== Data for processing

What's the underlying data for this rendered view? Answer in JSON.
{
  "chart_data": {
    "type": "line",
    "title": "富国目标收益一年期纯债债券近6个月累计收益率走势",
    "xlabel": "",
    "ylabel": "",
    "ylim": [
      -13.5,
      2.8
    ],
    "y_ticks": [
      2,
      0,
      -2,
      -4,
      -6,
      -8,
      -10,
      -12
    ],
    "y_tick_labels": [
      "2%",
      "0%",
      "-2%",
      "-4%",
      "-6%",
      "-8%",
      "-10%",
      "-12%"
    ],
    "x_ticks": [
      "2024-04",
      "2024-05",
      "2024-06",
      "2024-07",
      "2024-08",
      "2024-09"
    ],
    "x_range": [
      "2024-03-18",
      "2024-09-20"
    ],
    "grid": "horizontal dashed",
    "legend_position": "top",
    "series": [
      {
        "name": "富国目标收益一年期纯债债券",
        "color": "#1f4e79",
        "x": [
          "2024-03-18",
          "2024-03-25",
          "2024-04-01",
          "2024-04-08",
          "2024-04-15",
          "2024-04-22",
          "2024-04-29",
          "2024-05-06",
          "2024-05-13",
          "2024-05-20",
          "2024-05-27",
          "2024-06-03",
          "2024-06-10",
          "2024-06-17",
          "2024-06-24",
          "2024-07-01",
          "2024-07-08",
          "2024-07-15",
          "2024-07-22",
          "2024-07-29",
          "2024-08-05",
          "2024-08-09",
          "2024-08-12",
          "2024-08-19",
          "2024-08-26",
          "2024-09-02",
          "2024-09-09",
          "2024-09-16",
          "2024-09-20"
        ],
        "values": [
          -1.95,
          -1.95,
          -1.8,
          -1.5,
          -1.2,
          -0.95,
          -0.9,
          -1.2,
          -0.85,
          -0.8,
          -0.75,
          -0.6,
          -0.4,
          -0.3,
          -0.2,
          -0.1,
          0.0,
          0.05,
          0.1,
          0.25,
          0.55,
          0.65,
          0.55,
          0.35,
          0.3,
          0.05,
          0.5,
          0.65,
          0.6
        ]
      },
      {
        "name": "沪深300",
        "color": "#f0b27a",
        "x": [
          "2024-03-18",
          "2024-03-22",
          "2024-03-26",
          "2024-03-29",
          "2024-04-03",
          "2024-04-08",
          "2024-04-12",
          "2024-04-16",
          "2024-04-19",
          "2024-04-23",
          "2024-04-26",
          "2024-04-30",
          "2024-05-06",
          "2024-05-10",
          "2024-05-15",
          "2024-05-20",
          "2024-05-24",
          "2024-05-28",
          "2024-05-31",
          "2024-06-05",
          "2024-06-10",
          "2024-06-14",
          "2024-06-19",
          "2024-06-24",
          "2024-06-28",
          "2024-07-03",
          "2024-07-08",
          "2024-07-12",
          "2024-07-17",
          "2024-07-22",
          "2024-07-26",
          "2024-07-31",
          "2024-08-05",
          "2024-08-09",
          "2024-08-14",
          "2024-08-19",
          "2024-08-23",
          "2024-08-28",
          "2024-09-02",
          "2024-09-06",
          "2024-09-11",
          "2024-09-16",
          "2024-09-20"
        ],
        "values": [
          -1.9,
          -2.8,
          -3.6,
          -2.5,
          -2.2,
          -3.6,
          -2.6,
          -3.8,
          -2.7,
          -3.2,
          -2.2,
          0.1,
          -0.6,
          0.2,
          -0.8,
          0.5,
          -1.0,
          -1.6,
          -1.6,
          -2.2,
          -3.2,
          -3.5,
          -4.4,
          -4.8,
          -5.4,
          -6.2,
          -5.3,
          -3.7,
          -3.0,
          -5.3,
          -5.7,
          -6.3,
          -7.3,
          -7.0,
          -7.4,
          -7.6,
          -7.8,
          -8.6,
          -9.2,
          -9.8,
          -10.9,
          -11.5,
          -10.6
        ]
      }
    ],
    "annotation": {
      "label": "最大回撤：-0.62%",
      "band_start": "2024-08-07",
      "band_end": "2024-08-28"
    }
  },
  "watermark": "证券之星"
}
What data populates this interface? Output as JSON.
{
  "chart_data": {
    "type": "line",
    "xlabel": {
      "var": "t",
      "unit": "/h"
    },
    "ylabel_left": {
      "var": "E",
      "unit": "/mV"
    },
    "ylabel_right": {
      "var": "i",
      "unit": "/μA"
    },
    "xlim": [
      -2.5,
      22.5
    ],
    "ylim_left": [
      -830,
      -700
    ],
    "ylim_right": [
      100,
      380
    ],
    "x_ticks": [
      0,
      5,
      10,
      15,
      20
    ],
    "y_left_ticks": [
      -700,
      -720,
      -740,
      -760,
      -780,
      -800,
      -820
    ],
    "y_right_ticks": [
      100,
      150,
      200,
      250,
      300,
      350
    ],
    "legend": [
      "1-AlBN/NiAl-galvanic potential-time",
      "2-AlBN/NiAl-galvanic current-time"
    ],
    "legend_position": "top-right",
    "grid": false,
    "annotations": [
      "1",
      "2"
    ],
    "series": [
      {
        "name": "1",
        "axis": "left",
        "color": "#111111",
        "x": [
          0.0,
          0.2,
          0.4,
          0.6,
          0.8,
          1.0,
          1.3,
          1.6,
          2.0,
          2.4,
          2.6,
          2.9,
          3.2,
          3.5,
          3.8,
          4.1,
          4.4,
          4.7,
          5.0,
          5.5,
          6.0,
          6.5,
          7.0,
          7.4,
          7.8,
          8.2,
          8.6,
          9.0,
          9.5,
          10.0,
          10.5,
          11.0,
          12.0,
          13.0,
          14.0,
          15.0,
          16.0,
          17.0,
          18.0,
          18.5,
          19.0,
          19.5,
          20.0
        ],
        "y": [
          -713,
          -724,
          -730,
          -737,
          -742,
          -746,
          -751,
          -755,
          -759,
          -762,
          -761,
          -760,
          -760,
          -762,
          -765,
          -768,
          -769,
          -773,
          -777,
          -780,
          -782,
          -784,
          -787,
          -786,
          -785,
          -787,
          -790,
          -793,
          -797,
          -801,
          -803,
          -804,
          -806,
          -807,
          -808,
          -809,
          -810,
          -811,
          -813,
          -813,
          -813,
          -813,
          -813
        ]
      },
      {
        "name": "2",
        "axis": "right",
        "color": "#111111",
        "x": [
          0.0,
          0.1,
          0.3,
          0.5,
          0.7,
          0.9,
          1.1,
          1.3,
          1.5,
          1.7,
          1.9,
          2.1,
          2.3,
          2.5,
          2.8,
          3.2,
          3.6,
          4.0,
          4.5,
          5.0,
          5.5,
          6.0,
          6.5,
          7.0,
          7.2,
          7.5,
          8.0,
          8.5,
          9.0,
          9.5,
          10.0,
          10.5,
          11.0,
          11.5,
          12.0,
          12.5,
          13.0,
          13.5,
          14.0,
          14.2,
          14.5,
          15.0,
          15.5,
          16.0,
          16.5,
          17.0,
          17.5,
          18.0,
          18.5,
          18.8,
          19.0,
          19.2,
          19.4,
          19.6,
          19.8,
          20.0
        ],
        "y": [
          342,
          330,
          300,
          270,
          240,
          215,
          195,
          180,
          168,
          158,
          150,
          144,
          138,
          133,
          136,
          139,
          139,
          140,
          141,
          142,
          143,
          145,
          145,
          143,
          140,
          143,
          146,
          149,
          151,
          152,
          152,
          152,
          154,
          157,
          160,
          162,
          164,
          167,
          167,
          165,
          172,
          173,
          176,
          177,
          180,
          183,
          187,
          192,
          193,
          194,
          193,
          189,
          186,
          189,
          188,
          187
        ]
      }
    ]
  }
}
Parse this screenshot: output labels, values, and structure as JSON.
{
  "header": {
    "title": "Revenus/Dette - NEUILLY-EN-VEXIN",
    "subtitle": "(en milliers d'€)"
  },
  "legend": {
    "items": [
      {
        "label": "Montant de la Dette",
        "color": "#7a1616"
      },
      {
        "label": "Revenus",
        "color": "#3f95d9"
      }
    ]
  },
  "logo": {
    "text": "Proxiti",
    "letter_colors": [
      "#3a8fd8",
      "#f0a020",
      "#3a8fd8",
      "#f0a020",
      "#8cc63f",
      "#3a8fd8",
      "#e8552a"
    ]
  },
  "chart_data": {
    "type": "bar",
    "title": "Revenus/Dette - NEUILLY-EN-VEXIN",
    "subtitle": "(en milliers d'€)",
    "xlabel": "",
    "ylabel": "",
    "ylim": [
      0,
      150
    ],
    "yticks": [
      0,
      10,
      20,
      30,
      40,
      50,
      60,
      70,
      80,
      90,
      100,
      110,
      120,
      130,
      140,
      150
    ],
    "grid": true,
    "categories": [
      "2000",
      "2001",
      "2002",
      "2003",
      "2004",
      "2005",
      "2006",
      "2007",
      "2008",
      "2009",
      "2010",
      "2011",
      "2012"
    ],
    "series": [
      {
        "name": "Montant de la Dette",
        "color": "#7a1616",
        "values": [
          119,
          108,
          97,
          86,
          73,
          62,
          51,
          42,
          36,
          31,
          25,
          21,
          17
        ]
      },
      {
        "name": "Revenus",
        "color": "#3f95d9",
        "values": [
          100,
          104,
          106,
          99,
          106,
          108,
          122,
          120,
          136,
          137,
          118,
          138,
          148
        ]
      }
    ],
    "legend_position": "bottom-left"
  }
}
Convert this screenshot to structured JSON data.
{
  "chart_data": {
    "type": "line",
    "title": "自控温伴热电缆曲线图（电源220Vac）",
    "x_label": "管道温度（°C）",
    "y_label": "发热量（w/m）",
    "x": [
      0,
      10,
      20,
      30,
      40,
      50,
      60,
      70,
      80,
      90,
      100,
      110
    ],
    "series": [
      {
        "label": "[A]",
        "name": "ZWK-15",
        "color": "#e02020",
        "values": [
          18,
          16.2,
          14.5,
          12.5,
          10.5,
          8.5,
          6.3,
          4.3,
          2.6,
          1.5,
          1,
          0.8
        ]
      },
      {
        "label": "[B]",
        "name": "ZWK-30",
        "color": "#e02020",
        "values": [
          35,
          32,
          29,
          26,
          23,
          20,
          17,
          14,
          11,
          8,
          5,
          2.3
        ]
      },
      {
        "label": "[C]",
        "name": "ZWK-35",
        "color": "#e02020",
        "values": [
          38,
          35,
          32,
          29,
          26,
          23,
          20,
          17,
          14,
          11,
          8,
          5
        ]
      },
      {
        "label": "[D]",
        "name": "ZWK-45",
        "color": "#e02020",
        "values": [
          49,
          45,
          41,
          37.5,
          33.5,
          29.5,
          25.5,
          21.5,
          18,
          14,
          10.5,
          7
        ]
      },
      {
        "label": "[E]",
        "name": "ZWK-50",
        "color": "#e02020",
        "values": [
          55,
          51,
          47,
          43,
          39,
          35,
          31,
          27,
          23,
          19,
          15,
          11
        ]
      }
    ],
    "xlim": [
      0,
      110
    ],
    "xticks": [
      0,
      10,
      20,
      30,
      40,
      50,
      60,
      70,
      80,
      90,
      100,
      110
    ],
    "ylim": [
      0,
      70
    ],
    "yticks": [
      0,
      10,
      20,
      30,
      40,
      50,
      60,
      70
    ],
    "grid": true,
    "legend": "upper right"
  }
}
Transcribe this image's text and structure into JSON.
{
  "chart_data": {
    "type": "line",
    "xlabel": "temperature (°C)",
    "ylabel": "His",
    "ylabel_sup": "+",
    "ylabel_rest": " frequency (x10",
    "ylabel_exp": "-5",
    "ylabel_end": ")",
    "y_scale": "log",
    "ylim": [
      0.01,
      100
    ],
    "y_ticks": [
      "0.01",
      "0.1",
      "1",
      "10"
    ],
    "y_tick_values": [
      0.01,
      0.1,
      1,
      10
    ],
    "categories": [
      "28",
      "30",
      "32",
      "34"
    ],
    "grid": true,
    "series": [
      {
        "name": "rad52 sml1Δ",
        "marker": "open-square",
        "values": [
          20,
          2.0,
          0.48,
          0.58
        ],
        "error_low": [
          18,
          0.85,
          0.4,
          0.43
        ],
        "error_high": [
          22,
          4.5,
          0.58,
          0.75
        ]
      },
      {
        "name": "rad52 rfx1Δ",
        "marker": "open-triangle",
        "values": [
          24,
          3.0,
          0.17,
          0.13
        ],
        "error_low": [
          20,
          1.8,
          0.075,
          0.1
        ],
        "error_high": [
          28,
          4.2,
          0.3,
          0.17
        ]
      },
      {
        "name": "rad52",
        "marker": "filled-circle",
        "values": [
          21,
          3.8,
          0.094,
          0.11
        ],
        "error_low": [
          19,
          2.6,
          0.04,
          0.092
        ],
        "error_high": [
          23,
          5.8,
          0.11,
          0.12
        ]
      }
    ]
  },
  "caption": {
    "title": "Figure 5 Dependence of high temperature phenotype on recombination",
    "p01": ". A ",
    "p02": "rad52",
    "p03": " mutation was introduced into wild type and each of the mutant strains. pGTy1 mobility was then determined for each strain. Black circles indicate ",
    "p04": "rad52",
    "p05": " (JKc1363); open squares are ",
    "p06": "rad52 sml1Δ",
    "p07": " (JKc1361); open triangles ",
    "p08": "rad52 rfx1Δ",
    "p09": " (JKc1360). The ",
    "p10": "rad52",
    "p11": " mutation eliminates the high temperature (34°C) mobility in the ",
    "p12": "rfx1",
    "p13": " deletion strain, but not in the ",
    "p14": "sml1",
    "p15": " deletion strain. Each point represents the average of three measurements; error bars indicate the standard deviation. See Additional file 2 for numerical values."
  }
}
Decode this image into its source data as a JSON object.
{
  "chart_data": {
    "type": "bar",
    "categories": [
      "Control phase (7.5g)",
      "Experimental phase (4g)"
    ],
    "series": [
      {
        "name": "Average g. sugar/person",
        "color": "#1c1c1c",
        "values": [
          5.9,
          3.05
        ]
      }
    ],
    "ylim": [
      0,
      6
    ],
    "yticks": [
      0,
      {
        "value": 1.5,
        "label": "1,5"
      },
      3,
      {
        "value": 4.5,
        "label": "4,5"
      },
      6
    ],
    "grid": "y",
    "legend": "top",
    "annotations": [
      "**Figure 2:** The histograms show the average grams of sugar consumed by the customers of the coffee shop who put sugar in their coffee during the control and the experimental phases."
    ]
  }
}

====

Exercise instructions: Look through the data above. Copy every line with the string "Dette" in it.

Answer:
    "title": "Revenus/Dette - NEUILLY-EN-VEXIN",
        "label": "Montant de la Dette",
    "title": "Revenus/Dette - NEUILLY-EN-VEXIN",
        "name": "Montant de la Dette",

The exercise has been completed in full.